:: Direction ::
State how many lines contain "TOTAL", and write nothing except that count.

Recorded data
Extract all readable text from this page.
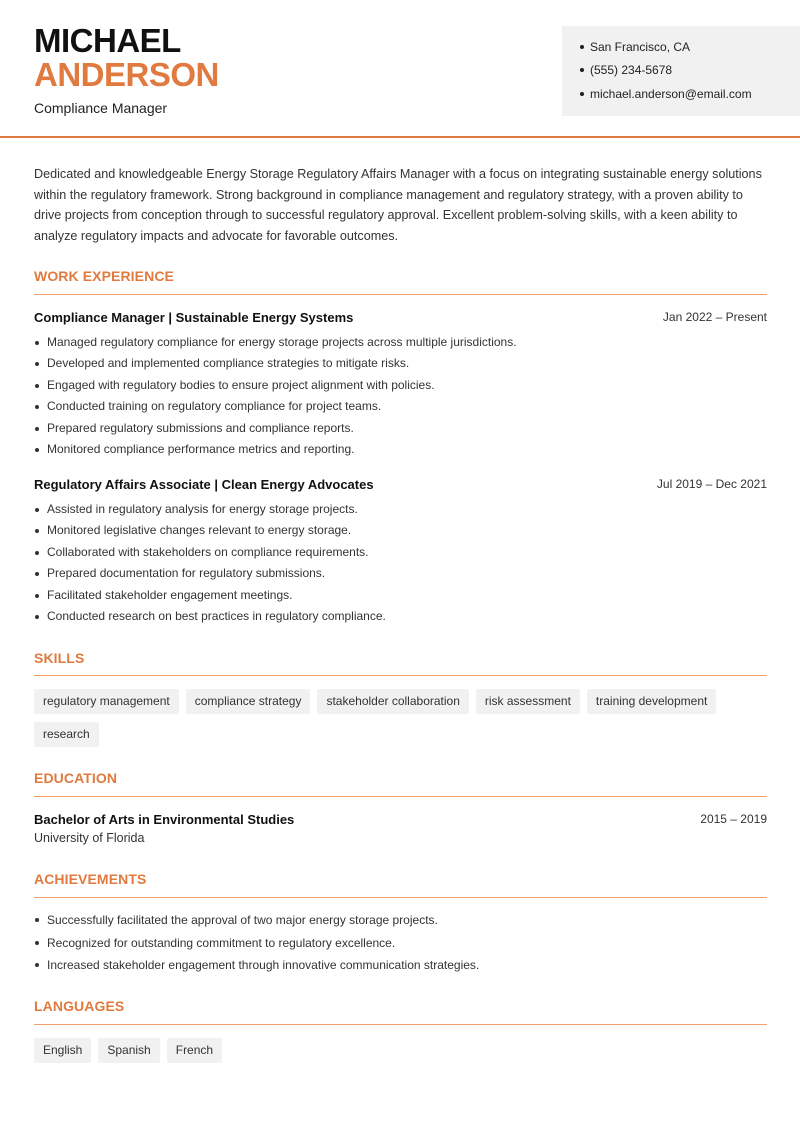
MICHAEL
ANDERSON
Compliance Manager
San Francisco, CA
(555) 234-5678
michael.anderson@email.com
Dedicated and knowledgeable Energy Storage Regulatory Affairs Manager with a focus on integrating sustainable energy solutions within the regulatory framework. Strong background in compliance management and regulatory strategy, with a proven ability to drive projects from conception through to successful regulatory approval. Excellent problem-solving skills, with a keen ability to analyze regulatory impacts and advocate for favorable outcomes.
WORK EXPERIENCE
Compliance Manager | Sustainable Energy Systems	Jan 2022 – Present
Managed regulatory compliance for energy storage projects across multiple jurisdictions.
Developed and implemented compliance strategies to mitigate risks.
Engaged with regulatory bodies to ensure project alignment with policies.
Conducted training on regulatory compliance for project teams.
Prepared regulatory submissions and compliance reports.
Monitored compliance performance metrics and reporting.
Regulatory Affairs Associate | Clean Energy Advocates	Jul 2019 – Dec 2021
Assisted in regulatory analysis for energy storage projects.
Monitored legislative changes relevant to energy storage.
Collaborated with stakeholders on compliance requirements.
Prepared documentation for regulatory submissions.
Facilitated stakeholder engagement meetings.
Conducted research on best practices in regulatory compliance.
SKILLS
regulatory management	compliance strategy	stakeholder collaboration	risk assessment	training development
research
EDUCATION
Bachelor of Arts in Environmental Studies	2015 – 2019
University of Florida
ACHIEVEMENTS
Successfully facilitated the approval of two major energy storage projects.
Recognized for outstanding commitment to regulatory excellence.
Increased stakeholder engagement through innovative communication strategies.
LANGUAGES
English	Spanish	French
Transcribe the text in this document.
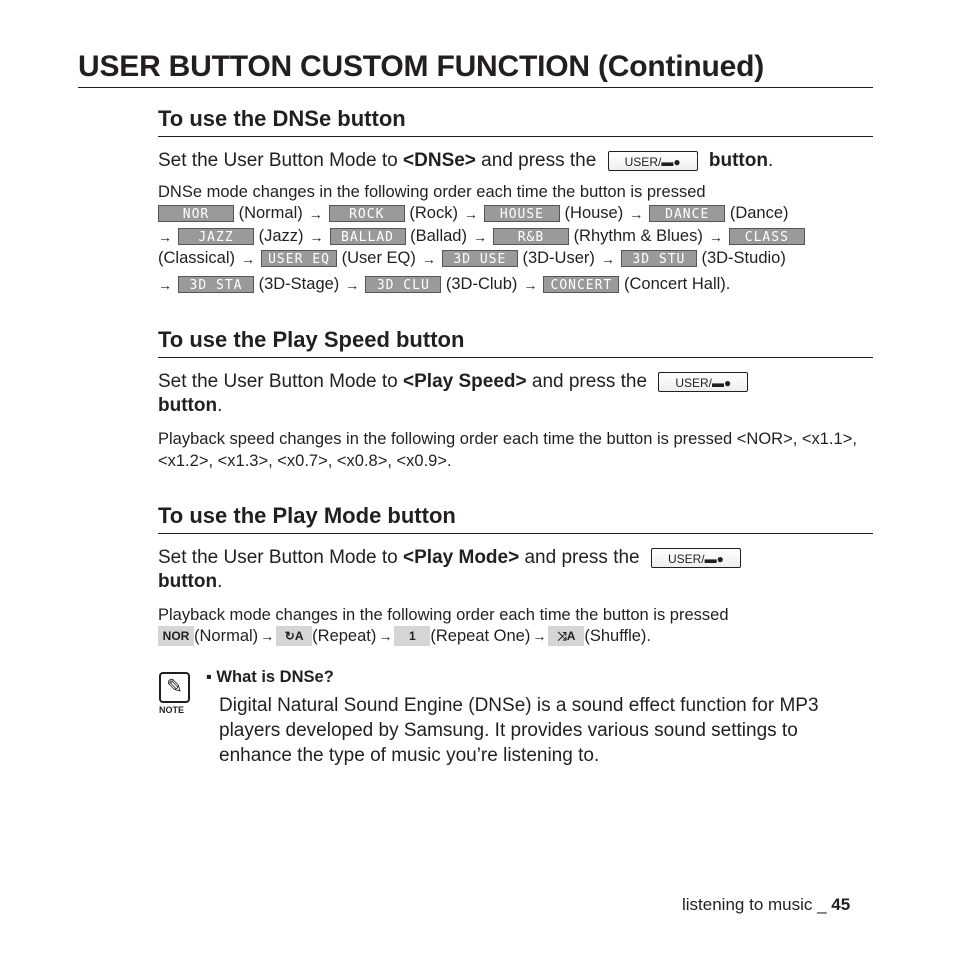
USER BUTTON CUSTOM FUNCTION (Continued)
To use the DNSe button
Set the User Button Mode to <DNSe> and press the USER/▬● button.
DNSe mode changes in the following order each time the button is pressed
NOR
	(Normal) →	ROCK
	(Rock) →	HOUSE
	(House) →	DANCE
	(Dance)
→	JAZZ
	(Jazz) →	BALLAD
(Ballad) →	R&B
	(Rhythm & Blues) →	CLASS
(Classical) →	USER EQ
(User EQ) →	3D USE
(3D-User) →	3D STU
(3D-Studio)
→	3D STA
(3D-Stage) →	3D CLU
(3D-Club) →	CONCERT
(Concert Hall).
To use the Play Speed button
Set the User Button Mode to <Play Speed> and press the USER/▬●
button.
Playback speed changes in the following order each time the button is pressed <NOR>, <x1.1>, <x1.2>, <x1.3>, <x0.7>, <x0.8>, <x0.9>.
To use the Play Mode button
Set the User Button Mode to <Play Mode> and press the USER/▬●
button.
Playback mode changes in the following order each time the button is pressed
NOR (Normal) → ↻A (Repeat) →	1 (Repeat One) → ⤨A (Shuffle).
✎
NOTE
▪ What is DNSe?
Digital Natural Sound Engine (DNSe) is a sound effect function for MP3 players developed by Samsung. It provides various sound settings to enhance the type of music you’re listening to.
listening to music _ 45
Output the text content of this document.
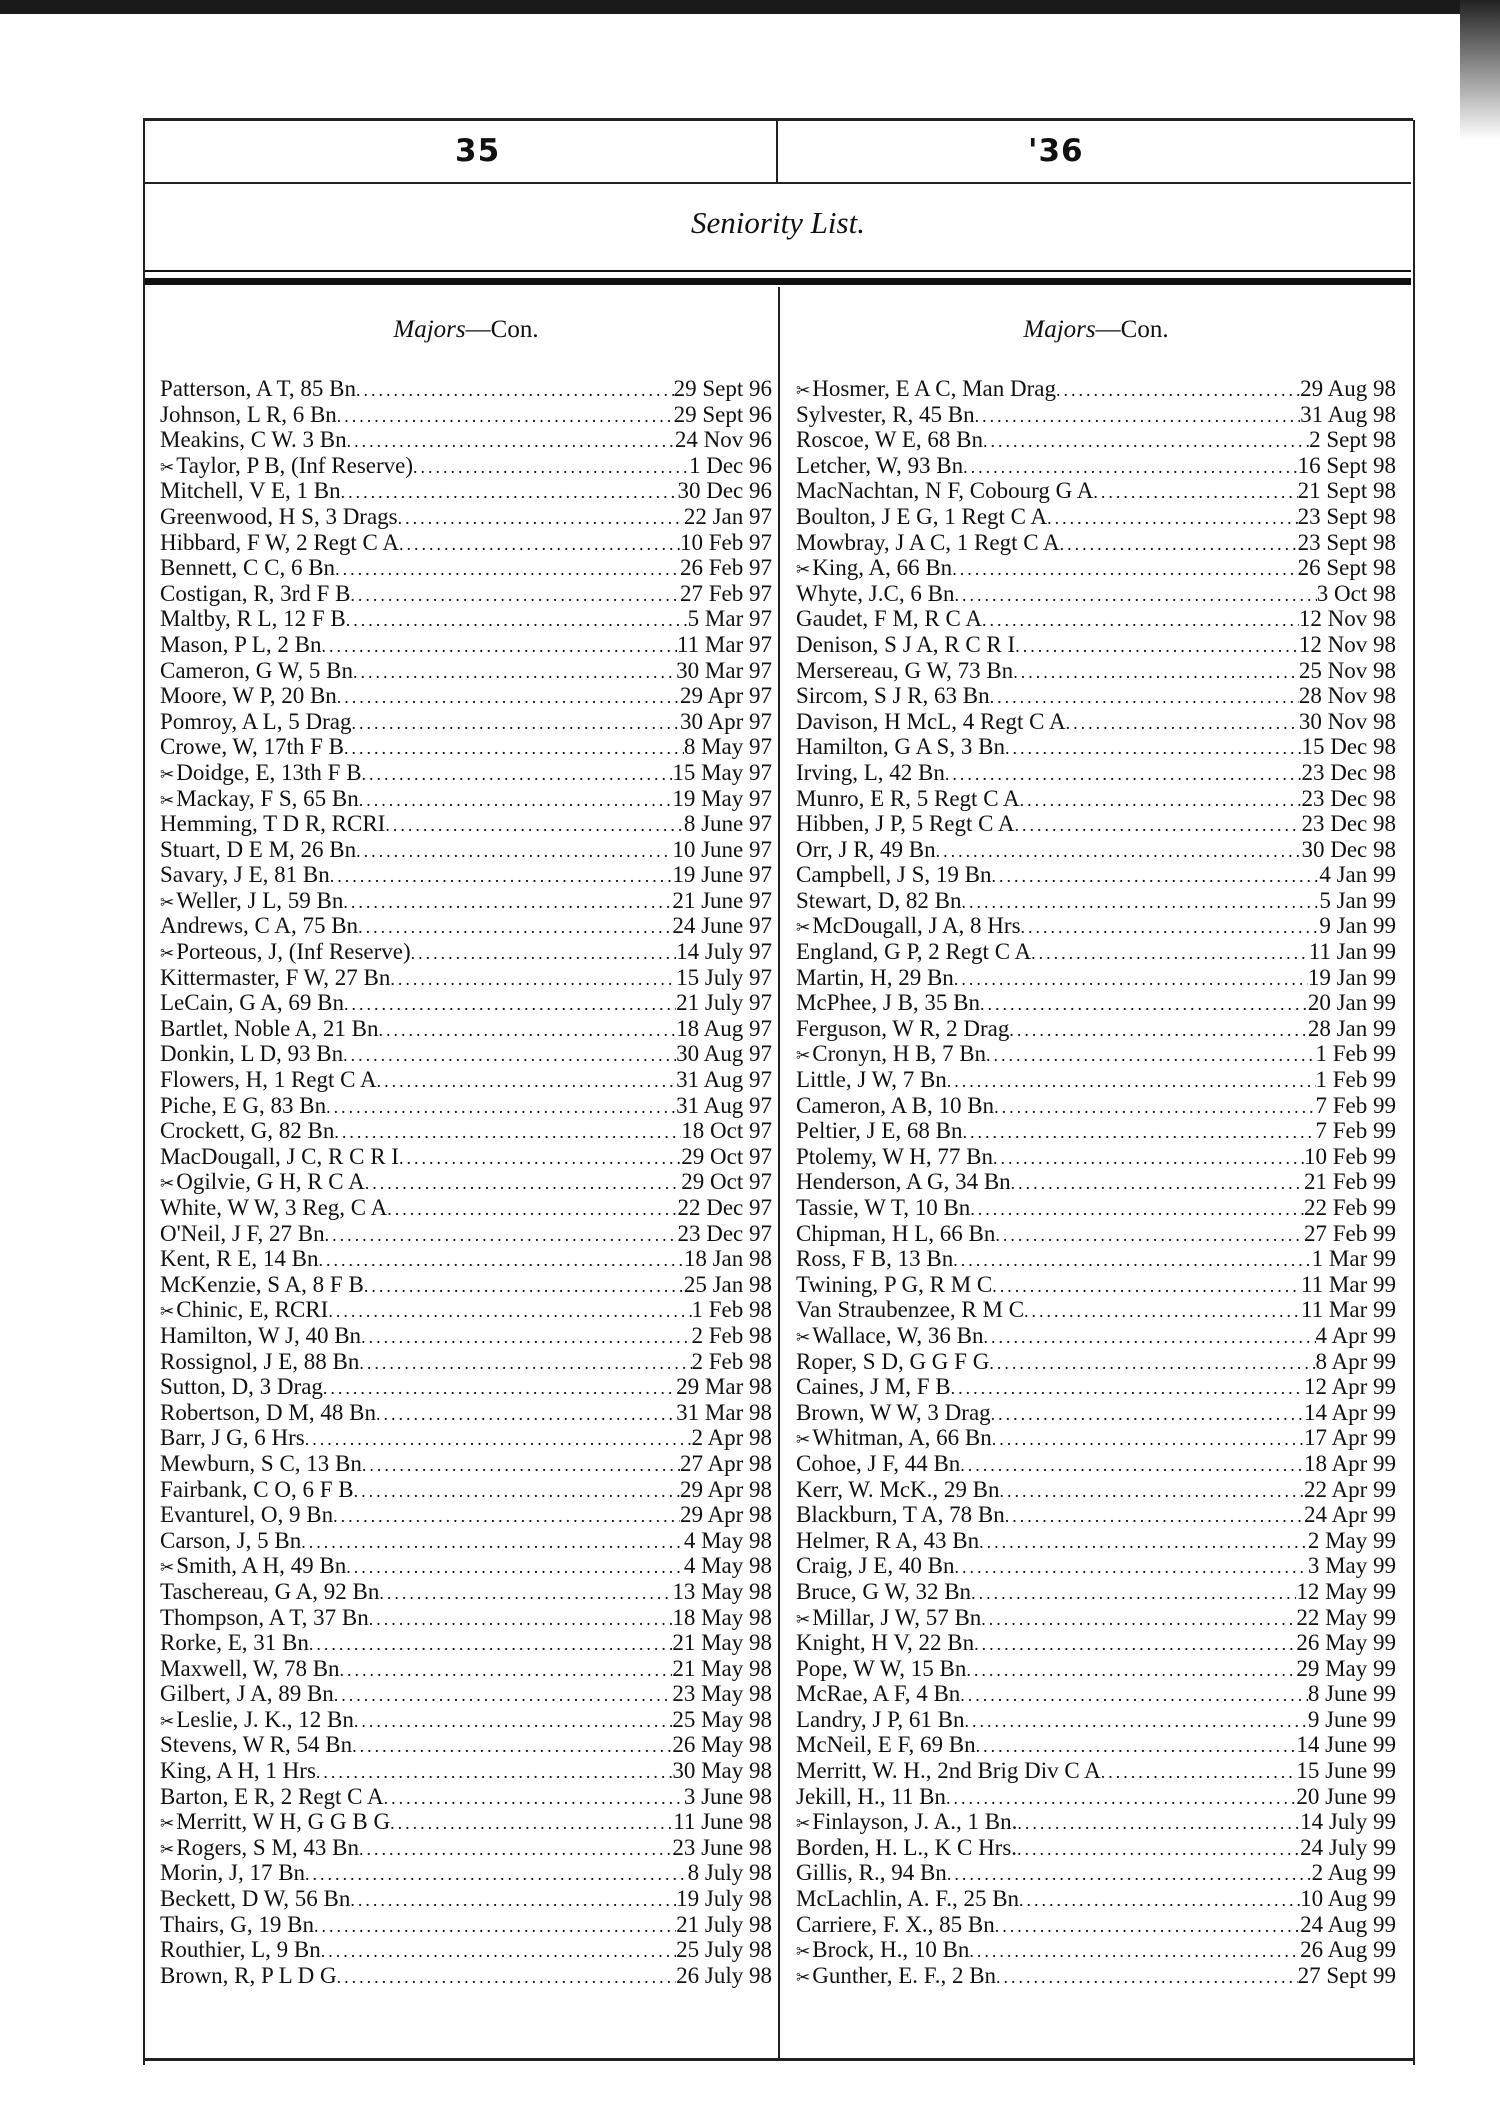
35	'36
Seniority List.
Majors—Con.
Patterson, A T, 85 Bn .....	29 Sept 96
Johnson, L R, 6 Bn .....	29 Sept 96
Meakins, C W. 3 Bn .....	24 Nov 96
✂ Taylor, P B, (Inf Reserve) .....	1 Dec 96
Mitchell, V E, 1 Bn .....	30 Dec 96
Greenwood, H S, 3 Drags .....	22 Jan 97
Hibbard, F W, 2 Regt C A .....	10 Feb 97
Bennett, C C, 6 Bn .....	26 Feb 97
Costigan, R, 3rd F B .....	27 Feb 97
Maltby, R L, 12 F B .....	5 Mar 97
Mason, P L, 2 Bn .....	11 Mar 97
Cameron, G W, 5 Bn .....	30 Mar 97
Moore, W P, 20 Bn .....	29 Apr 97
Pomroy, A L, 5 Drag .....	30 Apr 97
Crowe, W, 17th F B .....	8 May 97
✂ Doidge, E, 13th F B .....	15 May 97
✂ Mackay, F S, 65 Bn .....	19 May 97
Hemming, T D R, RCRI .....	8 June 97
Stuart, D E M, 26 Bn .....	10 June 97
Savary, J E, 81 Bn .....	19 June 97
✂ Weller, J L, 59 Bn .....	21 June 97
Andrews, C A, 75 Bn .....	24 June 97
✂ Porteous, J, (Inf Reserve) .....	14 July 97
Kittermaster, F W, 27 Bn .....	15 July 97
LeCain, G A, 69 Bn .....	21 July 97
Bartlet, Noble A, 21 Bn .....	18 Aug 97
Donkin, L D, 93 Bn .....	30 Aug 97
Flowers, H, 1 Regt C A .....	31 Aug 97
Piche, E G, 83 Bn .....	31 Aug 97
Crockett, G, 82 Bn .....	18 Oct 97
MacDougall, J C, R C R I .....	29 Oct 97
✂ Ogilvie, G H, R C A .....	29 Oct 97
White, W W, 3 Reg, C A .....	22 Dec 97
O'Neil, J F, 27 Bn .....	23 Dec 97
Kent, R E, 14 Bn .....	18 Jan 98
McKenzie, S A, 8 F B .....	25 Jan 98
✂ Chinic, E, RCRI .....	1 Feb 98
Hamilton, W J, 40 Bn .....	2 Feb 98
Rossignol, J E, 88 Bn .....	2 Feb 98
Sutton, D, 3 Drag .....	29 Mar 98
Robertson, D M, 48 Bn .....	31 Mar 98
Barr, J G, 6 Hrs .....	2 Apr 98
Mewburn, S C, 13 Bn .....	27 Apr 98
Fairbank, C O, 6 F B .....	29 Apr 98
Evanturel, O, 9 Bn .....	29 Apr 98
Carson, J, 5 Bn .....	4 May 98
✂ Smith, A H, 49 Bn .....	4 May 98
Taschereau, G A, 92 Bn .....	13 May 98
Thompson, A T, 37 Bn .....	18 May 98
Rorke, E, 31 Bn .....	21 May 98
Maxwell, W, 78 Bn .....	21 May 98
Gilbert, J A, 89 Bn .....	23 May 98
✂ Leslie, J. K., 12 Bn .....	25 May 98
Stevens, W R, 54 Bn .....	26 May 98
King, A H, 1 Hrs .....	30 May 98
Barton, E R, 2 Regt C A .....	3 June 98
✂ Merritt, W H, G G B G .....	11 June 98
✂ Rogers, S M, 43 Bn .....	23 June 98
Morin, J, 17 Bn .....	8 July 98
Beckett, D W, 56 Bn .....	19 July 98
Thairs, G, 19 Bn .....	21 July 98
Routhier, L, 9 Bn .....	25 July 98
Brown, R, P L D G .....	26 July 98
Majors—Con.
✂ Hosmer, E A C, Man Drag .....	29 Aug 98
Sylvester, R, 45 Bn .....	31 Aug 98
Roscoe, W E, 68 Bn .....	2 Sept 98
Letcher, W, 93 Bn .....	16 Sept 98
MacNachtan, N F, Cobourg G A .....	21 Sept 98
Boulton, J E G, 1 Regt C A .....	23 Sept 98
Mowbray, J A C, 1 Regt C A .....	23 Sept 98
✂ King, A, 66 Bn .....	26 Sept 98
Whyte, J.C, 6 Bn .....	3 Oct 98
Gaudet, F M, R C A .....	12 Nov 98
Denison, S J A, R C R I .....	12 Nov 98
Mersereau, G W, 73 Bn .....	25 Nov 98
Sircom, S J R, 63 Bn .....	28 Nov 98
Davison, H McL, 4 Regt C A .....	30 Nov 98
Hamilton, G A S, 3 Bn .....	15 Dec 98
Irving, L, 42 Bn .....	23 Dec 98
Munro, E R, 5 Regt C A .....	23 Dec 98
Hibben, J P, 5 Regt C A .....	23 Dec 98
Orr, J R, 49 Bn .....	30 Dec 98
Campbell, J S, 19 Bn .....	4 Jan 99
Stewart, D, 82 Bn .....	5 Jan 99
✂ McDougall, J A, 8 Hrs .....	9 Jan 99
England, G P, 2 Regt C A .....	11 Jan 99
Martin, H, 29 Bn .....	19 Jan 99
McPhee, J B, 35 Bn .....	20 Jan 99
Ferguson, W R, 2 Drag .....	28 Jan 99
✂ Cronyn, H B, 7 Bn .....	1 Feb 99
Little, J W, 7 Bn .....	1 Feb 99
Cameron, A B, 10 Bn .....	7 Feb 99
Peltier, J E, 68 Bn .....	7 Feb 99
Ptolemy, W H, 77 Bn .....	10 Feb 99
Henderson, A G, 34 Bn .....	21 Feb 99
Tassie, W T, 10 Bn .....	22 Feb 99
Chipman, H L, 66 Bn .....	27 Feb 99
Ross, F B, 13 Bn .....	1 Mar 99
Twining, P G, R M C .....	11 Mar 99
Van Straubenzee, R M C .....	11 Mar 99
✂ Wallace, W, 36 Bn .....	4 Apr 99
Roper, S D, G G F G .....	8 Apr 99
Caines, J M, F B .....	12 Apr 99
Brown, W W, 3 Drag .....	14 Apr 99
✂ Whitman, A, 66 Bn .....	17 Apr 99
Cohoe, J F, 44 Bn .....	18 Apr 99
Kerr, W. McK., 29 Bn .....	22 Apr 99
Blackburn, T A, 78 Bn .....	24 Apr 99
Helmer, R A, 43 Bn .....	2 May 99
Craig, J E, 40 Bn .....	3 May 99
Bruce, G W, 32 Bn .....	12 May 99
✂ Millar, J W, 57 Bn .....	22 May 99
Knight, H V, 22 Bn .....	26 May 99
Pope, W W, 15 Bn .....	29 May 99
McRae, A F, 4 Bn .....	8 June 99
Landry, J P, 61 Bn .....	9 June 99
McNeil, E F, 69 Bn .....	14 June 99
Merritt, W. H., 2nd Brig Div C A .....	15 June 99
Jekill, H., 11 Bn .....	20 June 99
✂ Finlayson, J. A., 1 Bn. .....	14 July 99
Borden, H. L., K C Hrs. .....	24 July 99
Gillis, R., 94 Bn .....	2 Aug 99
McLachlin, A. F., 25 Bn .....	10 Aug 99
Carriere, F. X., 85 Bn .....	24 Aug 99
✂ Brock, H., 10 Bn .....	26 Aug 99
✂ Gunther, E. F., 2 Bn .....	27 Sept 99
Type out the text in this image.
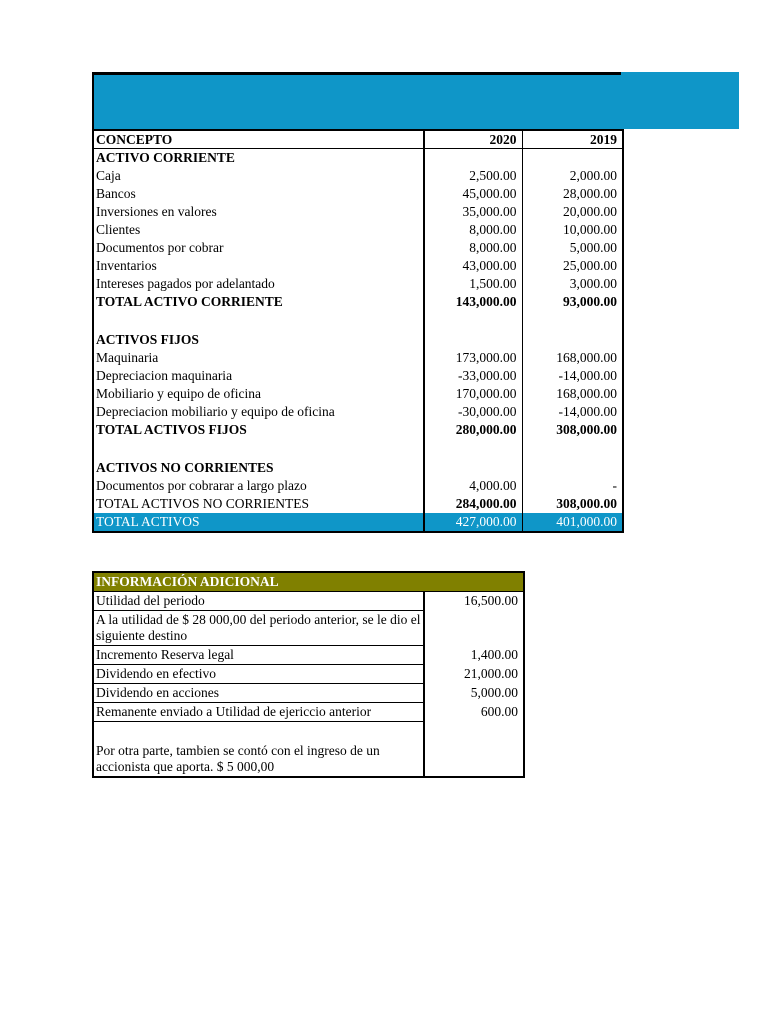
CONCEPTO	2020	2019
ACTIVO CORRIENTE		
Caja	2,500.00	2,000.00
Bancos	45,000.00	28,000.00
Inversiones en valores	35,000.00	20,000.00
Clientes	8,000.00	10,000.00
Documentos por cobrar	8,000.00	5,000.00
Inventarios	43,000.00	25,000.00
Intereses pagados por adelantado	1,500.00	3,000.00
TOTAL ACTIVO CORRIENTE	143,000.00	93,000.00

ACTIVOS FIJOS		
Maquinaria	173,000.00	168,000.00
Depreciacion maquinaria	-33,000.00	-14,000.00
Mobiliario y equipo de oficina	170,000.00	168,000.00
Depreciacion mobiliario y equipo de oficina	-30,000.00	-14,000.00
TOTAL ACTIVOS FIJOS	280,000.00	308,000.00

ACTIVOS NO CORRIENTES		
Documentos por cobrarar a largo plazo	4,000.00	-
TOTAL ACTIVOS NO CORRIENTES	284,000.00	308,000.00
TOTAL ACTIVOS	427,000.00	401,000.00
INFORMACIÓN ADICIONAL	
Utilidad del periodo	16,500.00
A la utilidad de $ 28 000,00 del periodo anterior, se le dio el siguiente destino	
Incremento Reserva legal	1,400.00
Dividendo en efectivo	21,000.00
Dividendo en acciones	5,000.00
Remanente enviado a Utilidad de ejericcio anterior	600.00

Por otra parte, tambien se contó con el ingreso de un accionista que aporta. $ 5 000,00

:: Task response ::
4